## WHAT THIS TASK INVOLVES:
Exactly reproduce the entries, dropping any pictures from your copy.

## MATERIAL:
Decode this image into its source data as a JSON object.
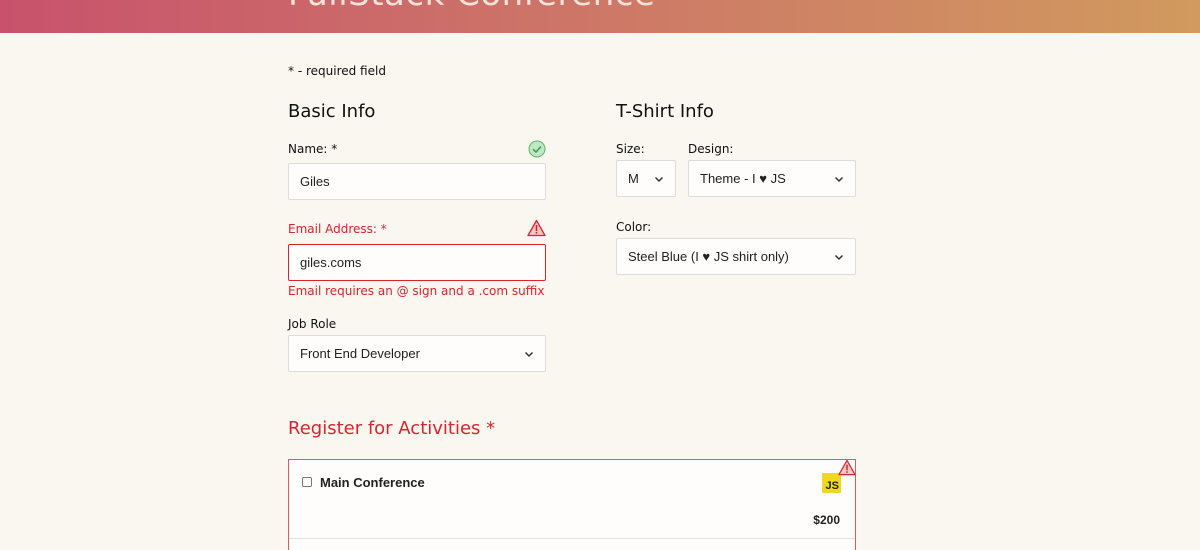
{
  "header": {
    "title": "FullStack Conference"
  },
  "form": {
    "required_note": "* - required field",
    "basic_info": {
      "title": "Basic Info",
      "name": {
        "label": "Name:",
        "required_mark": "*",
        "value": "Giles"
      },
      "email": {
        "label": "Email Address:",
        "required_mark": "*",
        "value": "giles.coms",
        "error": "Email requires an @ sign and a .com suffix"
      },
      "job_role": {
        "label": "Job Role",
        "value": "Front End Developer"
      }
    },
    "tshirt_info": {
      "title": "T-Shirt Info",
      "size": {
        "label": "Size:",
        "value": "M"
      },
      "design": {
        "label": "Design:",
        "value": "Theme - I ♥ JS"
      },
      "color": {
        "label": "Color:",
        "value": "Steel Blue (I ♥ JS shirt only)"
      }
    },
    "activities": {
      "title": "Register for Activities",
      "required_mark": "*",
      "items": [
        {
          "name": "Main Conference",
          "badge": "JS",
          "cost": "$200"
        }
      ]
    }
  },
  "colors": {
    "error": "#d8242f",
    "valid": "#8fd49a",
    "header_start": "#c8526c",
    "header_end": "#d19a5e"
  }
}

## ANSWER TO THE EXERCISE:
Decode this image into its source data as a JSON object.
{
  "header": {
    "title": "FullStack Conference"
  },
  "form": {
    "required_note": "* - required field",
    "basic_info": {
      "title": "Basic Info",
      "name": {
        "label": "Name:",
        "required_mark": "*",
        "value": "Giles"
      },
      "email": {
        "label": "Email Address:",
        "required_mark": "*",
        "value": "giles.coms",
        "error": "Email requires an @ sign and a .com suffix"
      },
      "job_role": {
        "label": "Job Role",
        "value": "Front End Developer"
      }
    },
    "tshirt_info": {
      "title": "T-Shirt Info",
      "size": {
        "label": "Size:",
        "value": "M"
      },
      "design": {
        "label": "Design:",
        "value": "Theme - I ♥ JS"
      },
      "color": {
        "label": "Color:",
        "value": "Steel Blue (I ♥ JS shirt only)"
      }
    },
    "activities": {
      "title": "Register for Activities",
      "required_mark": "*",
      "items": [
        {
          "name": "Main Conference",
          "badge": "JS",
          "cost": "$200"
        }
      ]
    }
  },
  "colors": {
    "error": "#d8242f",
    "valid": "#8fd49a",
    "header_start": "#c8526c",
    "header_end": "#d19a5e"
  }
}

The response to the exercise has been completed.